__What this task involves__. Gather every line in the records below that contains the word "name".

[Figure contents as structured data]
━━━━━━━━━━━━━━━━
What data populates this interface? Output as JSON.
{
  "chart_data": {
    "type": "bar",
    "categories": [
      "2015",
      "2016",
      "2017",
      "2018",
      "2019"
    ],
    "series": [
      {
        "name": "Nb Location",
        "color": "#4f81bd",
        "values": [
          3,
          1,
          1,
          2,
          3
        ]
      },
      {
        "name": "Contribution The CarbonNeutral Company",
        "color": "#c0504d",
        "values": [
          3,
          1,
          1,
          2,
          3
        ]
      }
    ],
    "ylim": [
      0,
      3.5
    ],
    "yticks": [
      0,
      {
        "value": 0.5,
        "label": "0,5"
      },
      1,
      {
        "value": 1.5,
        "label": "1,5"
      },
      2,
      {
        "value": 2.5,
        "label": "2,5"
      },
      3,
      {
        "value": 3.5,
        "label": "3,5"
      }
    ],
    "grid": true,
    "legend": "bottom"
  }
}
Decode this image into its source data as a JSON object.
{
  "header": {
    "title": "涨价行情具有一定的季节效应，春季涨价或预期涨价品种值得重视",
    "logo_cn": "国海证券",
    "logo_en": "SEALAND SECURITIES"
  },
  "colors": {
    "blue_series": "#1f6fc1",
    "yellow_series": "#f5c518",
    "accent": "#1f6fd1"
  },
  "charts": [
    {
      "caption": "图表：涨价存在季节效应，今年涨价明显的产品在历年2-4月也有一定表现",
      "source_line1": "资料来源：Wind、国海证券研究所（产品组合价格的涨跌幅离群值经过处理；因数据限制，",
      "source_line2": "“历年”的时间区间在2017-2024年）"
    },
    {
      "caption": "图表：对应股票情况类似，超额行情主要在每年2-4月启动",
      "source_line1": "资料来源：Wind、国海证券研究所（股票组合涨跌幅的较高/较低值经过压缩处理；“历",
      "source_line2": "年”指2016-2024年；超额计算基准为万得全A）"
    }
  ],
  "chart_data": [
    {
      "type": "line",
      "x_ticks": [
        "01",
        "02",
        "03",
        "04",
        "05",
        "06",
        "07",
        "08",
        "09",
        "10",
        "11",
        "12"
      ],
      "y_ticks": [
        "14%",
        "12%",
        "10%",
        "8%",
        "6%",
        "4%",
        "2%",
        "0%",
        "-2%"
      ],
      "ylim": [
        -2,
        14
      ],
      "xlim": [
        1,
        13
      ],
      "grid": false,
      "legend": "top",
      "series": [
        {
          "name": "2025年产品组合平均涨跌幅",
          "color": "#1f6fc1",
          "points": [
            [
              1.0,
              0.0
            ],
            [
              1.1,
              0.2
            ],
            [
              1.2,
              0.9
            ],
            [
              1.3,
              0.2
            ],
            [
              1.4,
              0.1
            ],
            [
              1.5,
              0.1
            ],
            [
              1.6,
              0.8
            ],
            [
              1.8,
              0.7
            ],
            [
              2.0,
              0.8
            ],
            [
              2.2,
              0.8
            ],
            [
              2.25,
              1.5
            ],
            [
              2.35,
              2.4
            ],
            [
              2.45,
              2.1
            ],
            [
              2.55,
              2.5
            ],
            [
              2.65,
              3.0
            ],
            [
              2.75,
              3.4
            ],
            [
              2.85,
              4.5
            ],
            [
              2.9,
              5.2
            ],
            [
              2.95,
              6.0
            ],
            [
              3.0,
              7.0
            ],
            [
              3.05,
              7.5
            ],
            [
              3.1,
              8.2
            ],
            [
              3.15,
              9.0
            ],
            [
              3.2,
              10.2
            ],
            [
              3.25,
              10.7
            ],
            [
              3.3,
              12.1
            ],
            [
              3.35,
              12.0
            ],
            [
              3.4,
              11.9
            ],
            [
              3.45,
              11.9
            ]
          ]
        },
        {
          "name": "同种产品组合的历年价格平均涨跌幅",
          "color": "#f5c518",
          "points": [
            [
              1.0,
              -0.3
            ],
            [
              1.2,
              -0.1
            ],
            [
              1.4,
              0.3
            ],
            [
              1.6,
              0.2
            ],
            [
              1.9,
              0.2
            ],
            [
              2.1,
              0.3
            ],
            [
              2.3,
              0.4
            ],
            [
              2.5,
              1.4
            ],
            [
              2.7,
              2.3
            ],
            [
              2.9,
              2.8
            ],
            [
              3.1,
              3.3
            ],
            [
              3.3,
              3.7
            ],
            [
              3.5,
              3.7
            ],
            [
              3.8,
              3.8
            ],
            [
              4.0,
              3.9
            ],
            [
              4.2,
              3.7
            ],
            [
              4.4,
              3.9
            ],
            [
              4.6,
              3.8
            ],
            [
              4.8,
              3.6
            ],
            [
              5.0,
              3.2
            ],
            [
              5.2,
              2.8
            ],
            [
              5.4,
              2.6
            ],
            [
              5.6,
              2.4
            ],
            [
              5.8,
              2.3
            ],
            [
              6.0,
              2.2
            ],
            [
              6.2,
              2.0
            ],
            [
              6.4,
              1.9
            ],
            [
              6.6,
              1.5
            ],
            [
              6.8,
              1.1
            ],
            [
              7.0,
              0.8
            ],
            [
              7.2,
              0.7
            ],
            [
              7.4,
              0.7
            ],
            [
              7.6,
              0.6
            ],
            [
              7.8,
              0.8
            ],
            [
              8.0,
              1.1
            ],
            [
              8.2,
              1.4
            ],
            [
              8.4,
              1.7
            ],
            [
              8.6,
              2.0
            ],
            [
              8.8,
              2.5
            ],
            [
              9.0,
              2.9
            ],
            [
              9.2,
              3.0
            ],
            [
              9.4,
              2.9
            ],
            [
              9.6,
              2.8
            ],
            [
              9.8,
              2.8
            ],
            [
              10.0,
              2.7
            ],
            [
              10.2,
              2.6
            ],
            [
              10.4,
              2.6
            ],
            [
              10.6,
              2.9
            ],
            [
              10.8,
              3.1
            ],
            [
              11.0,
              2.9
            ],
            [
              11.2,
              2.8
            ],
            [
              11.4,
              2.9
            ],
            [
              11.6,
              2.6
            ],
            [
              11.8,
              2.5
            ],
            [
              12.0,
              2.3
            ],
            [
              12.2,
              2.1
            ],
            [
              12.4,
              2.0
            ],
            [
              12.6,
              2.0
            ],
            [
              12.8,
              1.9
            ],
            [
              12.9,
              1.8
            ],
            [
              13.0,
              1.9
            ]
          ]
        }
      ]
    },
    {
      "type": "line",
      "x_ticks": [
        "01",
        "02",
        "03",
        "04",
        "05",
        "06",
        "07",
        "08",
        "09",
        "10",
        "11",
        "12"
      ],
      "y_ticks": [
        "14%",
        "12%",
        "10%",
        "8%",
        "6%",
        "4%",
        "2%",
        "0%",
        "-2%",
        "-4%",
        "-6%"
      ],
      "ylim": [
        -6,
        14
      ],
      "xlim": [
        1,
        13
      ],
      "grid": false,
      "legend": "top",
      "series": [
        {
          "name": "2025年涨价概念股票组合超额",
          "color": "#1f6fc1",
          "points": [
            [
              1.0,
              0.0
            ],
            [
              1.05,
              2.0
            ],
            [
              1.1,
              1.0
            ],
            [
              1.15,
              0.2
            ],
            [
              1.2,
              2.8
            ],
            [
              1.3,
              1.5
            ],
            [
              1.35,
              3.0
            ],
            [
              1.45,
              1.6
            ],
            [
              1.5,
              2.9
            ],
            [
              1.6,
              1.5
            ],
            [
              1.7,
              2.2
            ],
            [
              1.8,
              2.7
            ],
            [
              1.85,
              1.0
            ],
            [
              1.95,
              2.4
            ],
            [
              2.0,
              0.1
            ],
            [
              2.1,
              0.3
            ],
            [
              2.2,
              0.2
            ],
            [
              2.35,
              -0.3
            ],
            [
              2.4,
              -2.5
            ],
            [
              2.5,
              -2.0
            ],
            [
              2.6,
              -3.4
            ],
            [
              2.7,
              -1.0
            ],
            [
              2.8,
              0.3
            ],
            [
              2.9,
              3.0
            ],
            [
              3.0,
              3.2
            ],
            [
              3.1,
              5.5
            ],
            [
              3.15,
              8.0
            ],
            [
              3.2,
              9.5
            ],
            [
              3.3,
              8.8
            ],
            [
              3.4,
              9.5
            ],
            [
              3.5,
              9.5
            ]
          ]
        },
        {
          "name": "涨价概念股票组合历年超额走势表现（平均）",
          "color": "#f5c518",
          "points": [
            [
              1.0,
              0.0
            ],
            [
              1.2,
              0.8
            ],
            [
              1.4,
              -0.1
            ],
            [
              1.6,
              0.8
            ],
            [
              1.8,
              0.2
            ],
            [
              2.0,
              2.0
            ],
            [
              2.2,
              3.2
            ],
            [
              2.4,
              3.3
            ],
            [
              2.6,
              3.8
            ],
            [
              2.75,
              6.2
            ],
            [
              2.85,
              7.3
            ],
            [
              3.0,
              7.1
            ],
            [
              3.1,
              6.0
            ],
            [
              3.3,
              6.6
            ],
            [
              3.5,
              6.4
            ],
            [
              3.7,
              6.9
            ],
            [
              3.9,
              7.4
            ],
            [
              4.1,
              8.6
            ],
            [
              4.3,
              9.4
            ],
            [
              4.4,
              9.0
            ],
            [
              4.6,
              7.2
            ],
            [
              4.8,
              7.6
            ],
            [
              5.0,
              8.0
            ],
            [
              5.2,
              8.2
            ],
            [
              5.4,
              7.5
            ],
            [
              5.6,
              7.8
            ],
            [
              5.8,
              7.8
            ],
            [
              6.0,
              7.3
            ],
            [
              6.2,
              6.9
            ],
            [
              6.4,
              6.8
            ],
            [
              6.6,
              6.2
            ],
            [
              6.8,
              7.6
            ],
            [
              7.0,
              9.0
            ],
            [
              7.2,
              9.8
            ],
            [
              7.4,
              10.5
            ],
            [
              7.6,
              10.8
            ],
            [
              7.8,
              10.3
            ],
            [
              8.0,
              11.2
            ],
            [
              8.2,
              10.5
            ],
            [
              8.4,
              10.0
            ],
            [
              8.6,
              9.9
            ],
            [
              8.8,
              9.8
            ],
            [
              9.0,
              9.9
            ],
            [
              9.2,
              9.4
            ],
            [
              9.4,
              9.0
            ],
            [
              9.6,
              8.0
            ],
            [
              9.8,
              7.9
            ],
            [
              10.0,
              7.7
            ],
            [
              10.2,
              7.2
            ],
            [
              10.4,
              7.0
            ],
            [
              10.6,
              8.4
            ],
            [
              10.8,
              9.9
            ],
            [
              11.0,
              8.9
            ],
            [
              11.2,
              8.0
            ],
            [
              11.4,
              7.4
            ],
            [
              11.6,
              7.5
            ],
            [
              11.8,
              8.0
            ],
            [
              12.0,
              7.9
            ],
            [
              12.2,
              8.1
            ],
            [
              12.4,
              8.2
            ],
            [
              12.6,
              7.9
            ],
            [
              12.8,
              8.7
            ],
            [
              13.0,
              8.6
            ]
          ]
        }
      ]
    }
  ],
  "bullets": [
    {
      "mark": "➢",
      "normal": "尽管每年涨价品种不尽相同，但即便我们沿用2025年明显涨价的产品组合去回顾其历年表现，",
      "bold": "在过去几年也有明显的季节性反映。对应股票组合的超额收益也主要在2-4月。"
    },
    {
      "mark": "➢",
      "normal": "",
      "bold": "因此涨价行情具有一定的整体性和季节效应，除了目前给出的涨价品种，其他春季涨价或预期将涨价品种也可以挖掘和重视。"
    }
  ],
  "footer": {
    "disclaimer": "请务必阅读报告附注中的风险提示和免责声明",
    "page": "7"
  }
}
━━━━━━━━━━━━━━━━
__Output for this exercise__.
        "name": "Nb Location",
        "name": "Contribution The CarbonNeutral Company",
          "name": "2025年产品组合平均涨跌幅",
          "name": "同种产品组合的历年价格平均涨跌幅",
          "name": "2025年涨价概念股票组合超额",
          "name": "涨价概念股票组合历年超额走势表现（平均）",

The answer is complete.